Check every line of the entries for "title", and copy the lines that hold it.
## Begin
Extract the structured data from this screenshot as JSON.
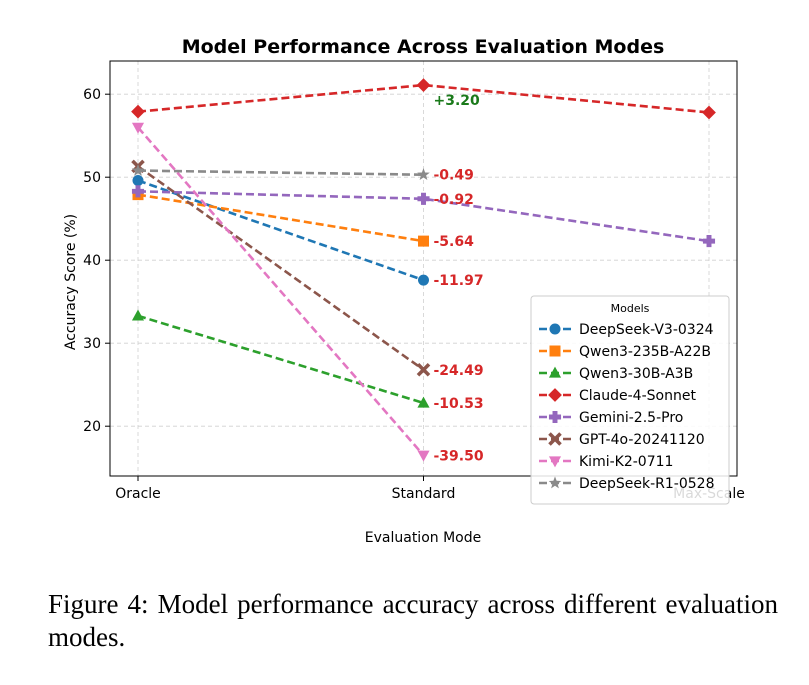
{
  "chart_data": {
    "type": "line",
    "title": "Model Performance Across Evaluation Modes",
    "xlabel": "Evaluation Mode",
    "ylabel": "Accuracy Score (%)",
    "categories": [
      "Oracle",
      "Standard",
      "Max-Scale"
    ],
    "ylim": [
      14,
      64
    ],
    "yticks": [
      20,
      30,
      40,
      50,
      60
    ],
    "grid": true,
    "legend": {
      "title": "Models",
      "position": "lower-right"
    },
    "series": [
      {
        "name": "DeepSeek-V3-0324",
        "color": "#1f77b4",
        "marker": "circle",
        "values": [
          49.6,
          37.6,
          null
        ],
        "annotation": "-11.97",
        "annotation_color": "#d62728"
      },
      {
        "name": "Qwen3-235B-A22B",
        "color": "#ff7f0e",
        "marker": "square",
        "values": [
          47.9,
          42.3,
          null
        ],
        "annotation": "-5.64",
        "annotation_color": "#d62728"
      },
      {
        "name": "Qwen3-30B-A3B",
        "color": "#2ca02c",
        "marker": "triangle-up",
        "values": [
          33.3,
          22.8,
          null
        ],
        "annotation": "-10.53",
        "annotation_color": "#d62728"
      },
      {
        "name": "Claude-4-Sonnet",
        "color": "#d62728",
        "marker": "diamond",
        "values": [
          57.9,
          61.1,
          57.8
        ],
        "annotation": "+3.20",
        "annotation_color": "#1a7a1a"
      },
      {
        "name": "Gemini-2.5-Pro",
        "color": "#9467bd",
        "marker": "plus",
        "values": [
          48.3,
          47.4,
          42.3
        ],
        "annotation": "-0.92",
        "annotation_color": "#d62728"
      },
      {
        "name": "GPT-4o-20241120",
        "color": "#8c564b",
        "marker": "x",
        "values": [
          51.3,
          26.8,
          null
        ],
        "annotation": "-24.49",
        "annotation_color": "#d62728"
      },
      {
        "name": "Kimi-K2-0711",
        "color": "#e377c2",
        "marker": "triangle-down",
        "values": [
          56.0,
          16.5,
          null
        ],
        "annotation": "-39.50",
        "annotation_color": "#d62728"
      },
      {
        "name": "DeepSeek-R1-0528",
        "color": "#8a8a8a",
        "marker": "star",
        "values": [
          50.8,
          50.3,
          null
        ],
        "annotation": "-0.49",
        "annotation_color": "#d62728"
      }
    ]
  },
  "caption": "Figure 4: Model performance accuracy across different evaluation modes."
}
## End
## Begin
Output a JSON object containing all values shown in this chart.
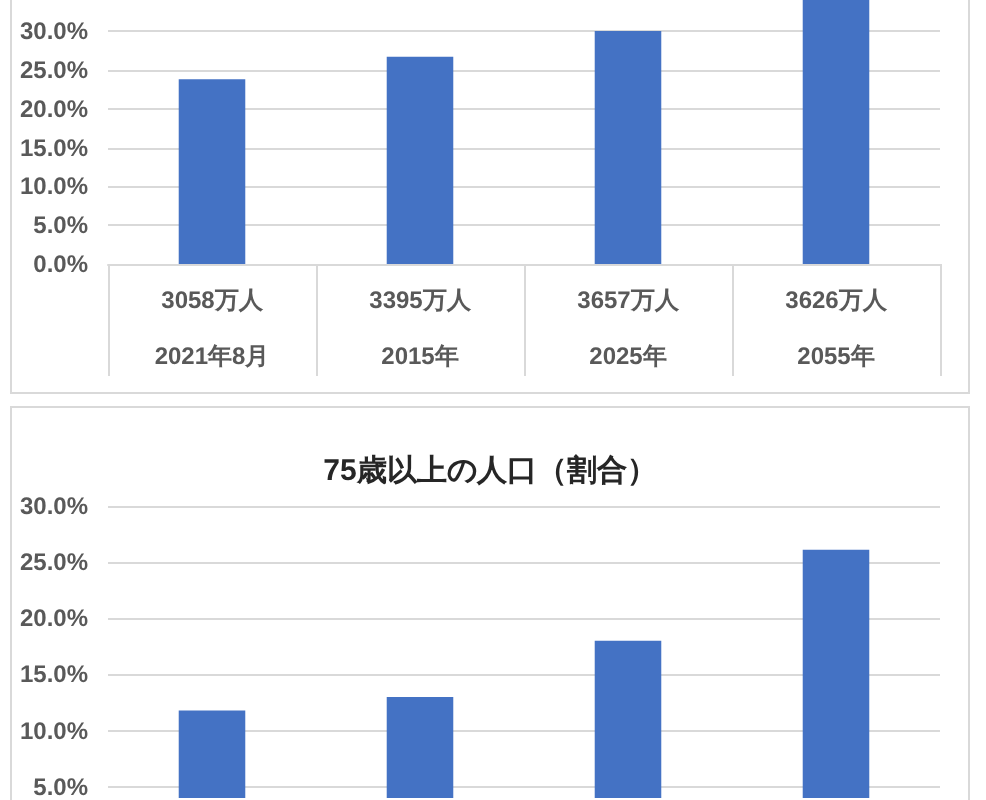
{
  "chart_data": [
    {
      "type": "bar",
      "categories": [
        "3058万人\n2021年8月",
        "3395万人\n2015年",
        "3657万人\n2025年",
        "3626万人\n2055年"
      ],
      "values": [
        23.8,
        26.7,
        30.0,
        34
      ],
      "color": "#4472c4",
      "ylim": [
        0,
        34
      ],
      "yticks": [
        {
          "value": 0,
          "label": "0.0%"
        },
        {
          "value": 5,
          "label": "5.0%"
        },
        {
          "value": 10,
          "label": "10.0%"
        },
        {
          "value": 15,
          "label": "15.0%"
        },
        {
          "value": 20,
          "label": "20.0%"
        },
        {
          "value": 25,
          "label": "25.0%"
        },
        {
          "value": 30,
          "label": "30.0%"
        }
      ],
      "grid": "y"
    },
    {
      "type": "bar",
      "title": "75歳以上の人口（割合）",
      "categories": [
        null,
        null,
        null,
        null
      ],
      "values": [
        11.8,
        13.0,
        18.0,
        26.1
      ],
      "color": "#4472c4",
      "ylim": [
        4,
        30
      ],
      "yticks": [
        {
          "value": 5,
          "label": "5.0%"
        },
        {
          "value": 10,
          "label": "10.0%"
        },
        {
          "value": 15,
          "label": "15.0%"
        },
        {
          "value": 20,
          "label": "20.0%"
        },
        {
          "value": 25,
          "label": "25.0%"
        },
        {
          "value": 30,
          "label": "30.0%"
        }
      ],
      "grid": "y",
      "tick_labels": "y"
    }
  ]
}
## End
> **PROBLEM SOLUTION**
    "title": "Model Performance Across Evaluation Modes",
      "title": "Models",
      "title": "75歳以上の人口（割合）",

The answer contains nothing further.